◆ **Records for the exercise**
○ ○ ○ ○ ○ ○ ○

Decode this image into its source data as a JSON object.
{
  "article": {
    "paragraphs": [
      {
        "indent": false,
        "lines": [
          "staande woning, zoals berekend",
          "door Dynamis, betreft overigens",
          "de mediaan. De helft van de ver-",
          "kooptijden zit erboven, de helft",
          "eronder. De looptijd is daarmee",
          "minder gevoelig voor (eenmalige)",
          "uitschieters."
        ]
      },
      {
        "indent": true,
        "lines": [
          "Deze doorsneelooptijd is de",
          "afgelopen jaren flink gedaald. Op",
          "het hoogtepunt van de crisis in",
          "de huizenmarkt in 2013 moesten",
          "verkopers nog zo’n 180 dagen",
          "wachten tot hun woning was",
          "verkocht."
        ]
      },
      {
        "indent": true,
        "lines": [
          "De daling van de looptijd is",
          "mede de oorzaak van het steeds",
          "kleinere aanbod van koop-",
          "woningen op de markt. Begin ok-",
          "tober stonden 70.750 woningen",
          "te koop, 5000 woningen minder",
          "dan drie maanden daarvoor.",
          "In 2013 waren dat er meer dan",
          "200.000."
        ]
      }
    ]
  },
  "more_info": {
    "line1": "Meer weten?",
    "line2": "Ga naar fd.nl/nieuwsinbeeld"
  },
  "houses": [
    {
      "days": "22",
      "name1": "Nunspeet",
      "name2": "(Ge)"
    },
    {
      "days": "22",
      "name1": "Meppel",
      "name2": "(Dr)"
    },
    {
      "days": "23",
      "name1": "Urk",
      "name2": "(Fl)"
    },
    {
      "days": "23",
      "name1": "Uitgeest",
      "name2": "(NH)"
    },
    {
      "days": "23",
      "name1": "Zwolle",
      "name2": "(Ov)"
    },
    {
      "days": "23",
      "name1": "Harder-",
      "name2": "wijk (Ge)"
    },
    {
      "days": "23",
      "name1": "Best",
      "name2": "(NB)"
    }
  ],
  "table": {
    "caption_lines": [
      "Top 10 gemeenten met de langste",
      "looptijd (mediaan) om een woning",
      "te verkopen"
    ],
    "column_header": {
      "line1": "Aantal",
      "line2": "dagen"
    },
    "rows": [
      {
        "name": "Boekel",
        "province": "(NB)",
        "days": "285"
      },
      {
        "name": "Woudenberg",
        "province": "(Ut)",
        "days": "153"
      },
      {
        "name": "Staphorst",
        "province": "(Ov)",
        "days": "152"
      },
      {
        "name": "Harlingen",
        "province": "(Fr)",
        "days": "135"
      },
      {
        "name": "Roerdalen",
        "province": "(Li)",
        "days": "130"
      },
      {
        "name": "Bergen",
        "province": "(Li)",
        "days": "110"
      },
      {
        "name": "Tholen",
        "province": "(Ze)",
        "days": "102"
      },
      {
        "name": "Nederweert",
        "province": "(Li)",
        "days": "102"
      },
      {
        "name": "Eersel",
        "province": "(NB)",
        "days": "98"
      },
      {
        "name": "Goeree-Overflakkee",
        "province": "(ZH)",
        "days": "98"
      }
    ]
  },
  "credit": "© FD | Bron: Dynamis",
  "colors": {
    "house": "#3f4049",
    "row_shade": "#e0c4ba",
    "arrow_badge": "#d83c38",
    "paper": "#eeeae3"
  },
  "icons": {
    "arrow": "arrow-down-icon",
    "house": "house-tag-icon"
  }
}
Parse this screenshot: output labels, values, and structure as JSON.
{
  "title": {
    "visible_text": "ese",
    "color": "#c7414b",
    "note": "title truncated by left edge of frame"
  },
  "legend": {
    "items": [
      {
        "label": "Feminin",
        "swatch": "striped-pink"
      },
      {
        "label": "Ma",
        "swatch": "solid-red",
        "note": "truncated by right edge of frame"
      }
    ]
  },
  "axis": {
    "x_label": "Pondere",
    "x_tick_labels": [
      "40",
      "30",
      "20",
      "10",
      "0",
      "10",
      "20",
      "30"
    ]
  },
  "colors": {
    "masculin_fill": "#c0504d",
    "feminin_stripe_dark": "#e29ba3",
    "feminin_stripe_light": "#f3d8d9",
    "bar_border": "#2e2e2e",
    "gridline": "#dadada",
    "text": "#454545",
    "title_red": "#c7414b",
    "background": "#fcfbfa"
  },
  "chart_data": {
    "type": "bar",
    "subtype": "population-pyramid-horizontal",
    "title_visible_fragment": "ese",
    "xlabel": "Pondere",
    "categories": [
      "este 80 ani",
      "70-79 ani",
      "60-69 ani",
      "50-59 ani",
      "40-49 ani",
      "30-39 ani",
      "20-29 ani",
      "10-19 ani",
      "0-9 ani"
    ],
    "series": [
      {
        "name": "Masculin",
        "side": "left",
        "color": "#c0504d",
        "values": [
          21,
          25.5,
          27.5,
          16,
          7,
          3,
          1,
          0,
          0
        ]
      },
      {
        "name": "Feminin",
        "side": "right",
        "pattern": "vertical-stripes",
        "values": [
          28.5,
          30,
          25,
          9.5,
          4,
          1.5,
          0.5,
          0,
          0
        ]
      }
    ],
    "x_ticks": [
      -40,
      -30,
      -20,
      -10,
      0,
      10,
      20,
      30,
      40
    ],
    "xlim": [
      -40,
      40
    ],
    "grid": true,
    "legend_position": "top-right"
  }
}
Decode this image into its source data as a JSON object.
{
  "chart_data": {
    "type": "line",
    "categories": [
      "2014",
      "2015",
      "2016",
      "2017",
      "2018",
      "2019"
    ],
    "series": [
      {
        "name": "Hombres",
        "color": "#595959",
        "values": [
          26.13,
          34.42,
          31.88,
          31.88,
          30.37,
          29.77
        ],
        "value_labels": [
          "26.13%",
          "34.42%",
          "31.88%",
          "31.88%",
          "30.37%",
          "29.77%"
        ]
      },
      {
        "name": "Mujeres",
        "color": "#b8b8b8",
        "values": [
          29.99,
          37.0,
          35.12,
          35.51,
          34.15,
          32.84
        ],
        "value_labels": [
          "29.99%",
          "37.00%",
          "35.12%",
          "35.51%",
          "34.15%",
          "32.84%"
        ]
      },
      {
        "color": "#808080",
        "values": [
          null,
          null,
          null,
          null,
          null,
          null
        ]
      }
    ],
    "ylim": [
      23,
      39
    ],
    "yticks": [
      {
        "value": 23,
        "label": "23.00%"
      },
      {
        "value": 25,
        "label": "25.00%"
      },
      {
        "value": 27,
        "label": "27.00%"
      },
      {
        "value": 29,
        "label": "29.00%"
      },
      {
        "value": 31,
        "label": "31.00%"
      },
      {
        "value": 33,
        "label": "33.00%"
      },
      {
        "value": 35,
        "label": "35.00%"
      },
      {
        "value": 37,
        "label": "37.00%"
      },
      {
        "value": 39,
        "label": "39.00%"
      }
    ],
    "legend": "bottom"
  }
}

○ ○ ○ ○ ○ ○ ○

◆ **Directive**
Lines holding the word "frame" in the entries above are the ones to pull out. Copy them all.

◆ **Answer to the task**
    "note": "title truncated by left edge of frame"
        "note": "truncated by right edge of frame"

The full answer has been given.